* [Exercise description]:
In this exercise, return the whole listing exactly, excluding any images.

Data items
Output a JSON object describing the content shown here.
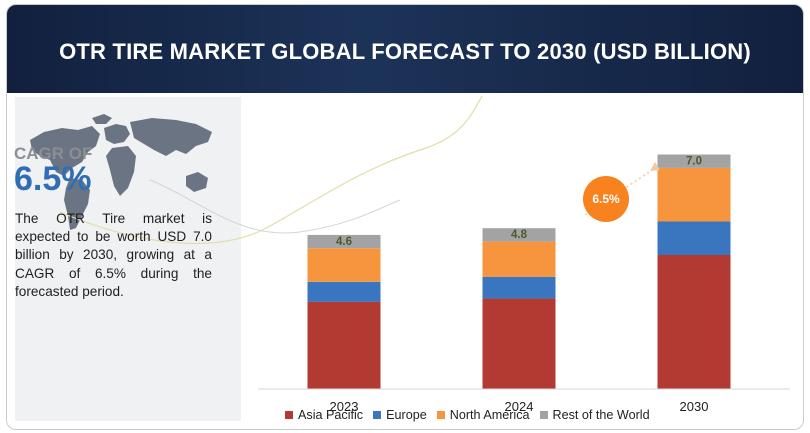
{
  "page": {
    "title": "OTR TIRE MARKET GLOBAL FORECAST TO 2030 (USD BILLION)",
    "cagr_label": "CAGR OF",
    "cagr_value": "6.5%",
    "description": "The OTR Tire market is expected to be worth USD 7.0 billion by 2030, growing at a CAGR of 6.5% during the forecasted period.",
    "growth_badge": "6.5%"
  },
  "colors": {
    "header": "#1a2e52",
    "asia_pacific": "#b23a33",
    "europe": "#3a76bf",
    "north_america": "#f7953e",
    "rest_of_world": "#a3a3a3",
    "badge": "#f7821e"
  },
  "chart_data": {
    "type": "bar",
    "stacked": true,
    "categories": [
      "2023",
      "2024",
      "2030"
    ],
    "totals": [
      "4.6",
      "4.8",
      "7.0"
    ],
    "series": [
      {
        "name": "Asia Pacific",
        "color": "#b23a33",
        "values": [
          2.6,
          2.7,
          4.0
        ]
      },
      {
        "name": "Europe",
        "color": "#3a76bf",
        "values": [
          0.6,
          0.65,
          1.0
        ]
      },
      {
        "name": "North America",
        "color": "#f7953e",
        "values": [
          1.0,
          1.05,
          1.6
        ]
      },
      {
        "name": "Rest of the World",
        "color": "#a3a3a3",
        "values": [
          0.4,
          0.4,
          0.4
        ]
      }
    ],
    "ylim": [
      0,
      7.5
    ],
    "grid": false,
    "legend_position": "bottom"
  }
}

* [Full output]:
Output a JSON object describing the content shown here.
{
  "page": {
    "title": "OTR TIRE MARKET GLOBAL FORECAST TO 2030 (USD BILLION)",
    "cagr_label": "CAGR OF",
    "cagr_value": "6.5%",
    "description": "The OTR Tire market is expected to be worth USD 7.0 billion by 2030, growing at a CAGR of 6.5% during the forecasted period.",
    "growth_badge": "6.5%"
  },
  "colors": {
    "header": "#1a2e52",
    "asia_pacific": "#b23a33",
    "europe": "#3a76bf",
    "north_america": "#f7953e",
    "rest_of_world": "#a3a3a3",
    "badge": "#f7821e"
  },
  "chart_data": {
    "type": "bar",
    "stacked": true,
    "categories": [
      "2023",
      "2024",
      "2030"
    ],
    "totals": [
      "4.6",
      "4.8",
      "7.0"
    ],
    "series": [
      {
        "name": "Asia Pacific",
        "color": "#b23a33",
        "values": [
          2.6,
          2.7,
          4.0
        ]
      },
      {
        "name": "Europe",
        "color": "#3a76bf",
        "values": [
          0.6,
          0.65,
          1.0
        ]
      },
      {
        "name": "North America",
        "color": "#f7953e",
        "values": [
          1.0,
          1.05,
          1.6
        ]
      },
      {
        "name": "Rest of the World",
        "color": "#a3a3a3",
        "values": [
          0.4,
          0.4,
          0.4
        ]
      }
    ],
    "ylim": [
      0,
      7.5
    ],
    "grid": false,
    "legend_position": "bottom"
  }
}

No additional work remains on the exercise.